▶ [Records shown]:
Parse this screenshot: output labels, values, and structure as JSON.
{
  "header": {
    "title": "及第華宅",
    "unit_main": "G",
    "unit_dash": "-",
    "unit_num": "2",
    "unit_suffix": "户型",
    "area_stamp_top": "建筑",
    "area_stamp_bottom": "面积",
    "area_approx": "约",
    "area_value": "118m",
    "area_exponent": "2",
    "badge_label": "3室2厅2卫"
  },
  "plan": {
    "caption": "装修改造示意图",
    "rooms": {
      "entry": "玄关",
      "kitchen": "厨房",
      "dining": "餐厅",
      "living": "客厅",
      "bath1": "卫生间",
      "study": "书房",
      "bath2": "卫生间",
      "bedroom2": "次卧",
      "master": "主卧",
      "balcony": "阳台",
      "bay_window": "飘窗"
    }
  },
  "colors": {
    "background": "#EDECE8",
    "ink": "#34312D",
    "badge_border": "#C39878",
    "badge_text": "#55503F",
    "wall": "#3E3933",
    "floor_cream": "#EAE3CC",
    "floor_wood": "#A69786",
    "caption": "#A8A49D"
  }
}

▶ [What you will do]: Repeat the data above exactly.

▶ [Task result]:
Parse this screenshot: output labels, values, and structure as JSON.
{
  "header": {
    "title": "及第華宅",
    "unit_main": "G",
    "unit_dash": "-",
    "unit_num": "2",
    "unit_suffix": "户型",
    "area_stamp_top": "建筑",
    "area_stamp_bottom": "面积",
    "area_approx": "约",
    "area_value": "118m",
    "area_exponent": "2",
    "badge_label": "3室2厅2卫"
  },
  "plan": {
    "caption": "装修改造示意图",
    "rooms": {
      "entry": "玄关",
      "kitchen": "厨房",
      "dining": "餐厅",
      "living": "客厅",
      "bath1": "卫生间",
      "study": "书房",
      "bath2": "卫生间",
      "bedroom2": "次卧",
      "master": "主卧",
      "balcony": "阳台",
      "bay_window": "飘窗"
    }
  },
  "colors": {
    "background": "#EDECE8",
    "ink": "#34312D",
    "badge_border": "#C39878",
    "badge_text": "#55503F",
    "wall": "#3E3933",
    "floor_cream": "#EAE3CC",
    "floor_wood": "#A69786",
    "caption": "#A8A49D"
  }
}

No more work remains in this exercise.